List every line below containing "that".

━━━ Data to use ━━━

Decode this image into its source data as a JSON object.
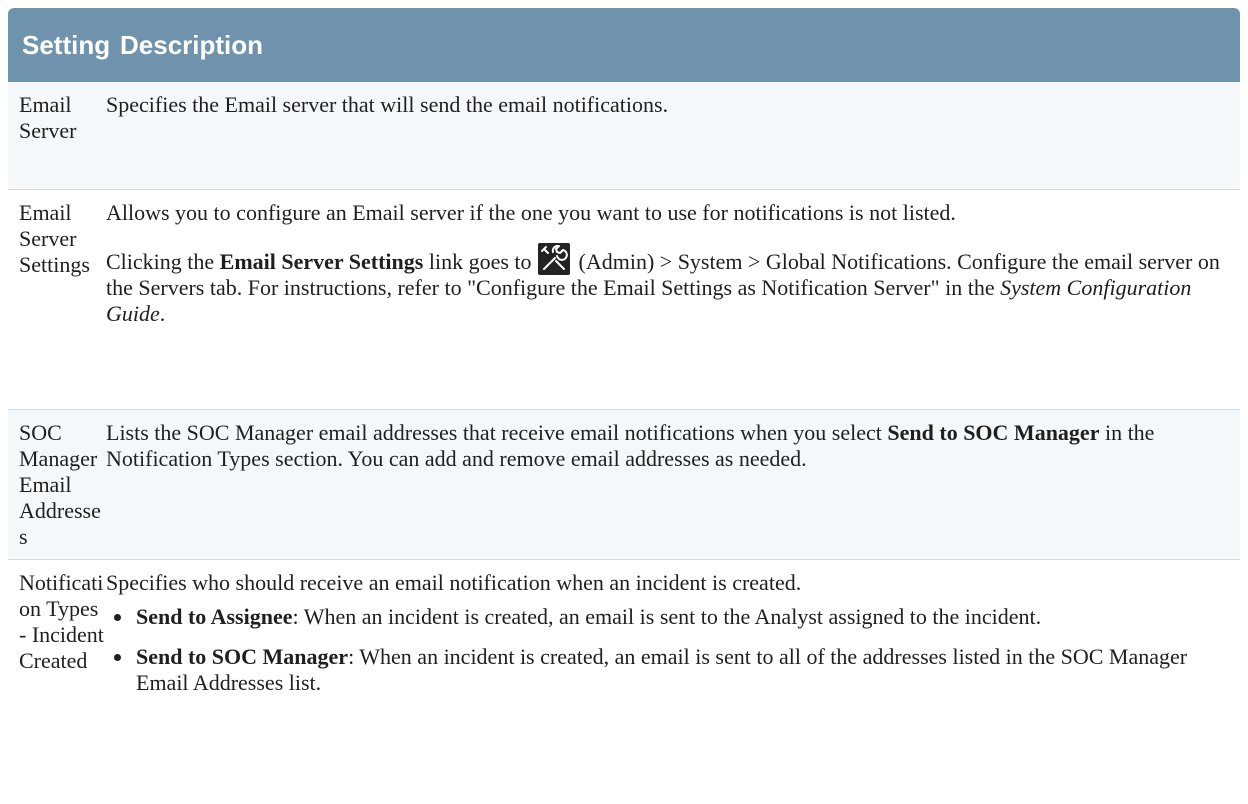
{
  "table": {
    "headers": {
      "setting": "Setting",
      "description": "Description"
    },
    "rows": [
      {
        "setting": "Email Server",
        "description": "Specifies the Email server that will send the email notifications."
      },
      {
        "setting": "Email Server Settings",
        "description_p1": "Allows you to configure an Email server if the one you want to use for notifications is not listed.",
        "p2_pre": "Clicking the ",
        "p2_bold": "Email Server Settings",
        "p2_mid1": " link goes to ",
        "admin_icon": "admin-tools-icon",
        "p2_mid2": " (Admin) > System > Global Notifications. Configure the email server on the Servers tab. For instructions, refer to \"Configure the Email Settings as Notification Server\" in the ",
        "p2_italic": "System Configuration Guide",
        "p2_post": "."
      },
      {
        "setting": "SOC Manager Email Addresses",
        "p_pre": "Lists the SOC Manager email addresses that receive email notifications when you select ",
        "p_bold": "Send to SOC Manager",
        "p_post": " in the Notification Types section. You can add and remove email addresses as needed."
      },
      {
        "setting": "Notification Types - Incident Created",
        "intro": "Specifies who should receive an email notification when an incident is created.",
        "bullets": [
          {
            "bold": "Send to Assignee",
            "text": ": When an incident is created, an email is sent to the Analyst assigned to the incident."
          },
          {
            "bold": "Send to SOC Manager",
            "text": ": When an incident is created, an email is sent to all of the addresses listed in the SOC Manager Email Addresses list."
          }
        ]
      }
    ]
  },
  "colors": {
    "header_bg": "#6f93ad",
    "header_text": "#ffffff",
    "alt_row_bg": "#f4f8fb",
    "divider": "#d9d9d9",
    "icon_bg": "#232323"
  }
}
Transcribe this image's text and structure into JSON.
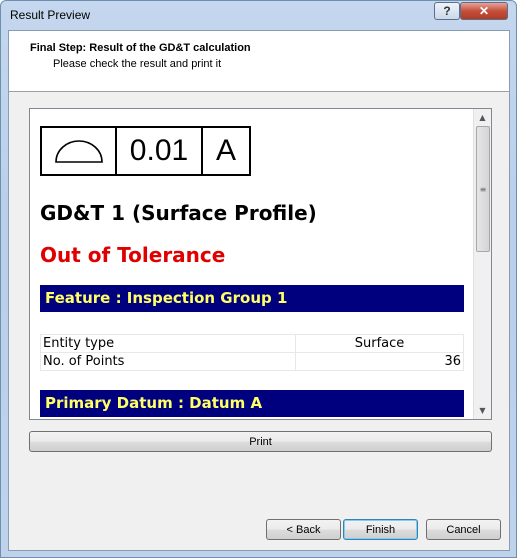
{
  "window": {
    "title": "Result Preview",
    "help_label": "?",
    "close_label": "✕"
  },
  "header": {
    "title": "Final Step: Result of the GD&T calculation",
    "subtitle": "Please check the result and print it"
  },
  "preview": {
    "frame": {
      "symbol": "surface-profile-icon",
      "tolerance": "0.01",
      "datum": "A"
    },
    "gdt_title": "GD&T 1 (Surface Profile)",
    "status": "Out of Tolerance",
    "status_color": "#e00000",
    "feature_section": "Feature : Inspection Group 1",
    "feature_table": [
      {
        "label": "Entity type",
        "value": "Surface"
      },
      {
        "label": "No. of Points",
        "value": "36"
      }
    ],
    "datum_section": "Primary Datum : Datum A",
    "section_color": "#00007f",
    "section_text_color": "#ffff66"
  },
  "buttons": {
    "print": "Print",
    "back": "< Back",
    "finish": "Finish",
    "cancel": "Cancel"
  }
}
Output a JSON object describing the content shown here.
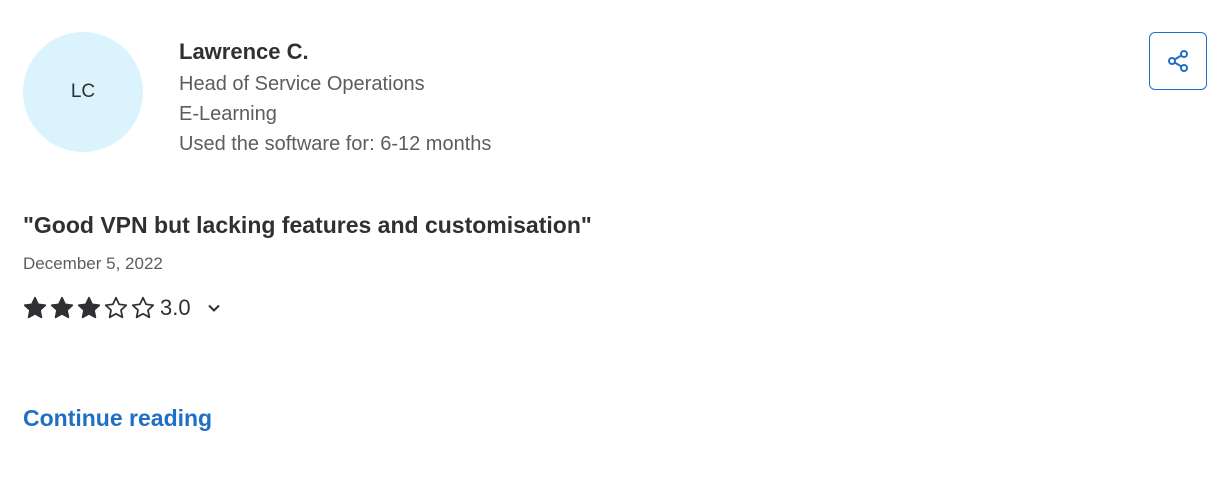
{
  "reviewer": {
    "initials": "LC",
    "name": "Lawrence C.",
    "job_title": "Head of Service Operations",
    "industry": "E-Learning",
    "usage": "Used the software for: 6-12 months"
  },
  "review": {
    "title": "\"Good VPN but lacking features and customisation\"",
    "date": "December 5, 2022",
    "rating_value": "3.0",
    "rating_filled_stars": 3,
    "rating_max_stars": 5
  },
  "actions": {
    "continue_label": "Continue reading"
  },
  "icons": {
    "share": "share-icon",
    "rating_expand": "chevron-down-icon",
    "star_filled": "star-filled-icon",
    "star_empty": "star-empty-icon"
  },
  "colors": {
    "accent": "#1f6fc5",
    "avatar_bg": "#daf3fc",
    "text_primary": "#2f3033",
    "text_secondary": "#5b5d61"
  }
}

━━━
━━━ Data to use ━━━

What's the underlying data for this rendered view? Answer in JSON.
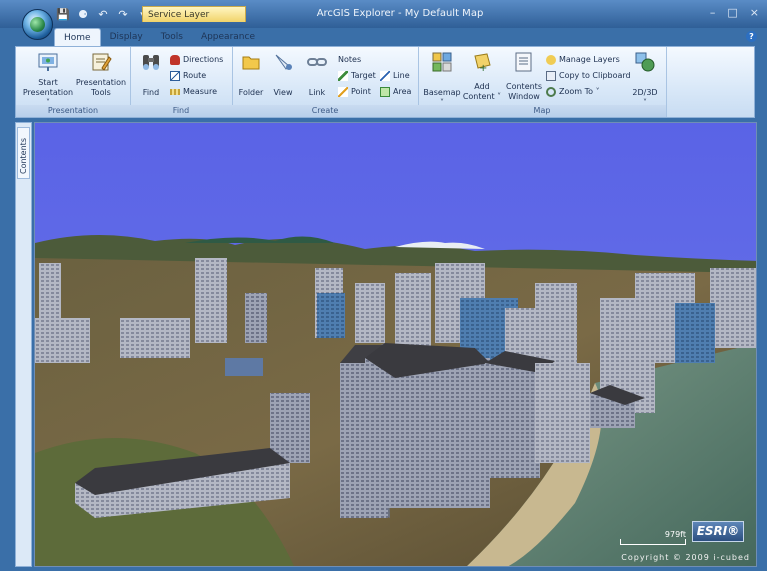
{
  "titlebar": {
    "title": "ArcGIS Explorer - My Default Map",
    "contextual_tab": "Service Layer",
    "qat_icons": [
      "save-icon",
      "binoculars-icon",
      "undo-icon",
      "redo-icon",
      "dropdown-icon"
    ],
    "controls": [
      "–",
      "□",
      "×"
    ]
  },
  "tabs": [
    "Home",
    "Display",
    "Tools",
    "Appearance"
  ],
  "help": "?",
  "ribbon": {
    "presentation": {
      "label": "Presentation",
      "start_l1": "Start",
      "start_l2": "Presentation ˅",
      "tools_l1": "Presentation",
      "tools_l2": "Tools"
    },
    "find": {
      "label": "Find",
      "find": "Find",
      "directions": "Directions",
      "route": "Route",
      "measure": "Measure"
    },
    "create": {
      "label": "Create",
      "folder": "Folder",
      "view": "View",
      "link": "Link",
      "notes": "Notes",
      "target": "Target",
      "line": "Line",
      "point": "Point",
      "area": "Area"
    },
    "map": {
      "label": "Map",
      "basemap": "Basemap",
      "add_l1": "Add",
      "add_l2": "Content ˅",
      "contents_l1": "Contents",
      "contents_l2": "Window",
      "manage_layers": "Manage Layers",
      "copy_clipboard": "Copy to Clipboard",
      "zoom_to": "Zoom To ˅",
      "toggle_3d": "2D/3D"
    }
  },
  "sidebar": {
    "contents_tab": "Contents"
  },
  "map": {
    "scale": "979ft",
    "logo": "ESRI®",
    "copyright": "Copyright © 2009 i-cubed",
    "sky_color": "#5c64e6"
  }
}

━━━

Solution:
        "description": "Specifies the Email server that will send the email notifications."
        "p_pre": "Lists the SOC Manager email addresses that receive email notifications when you select ",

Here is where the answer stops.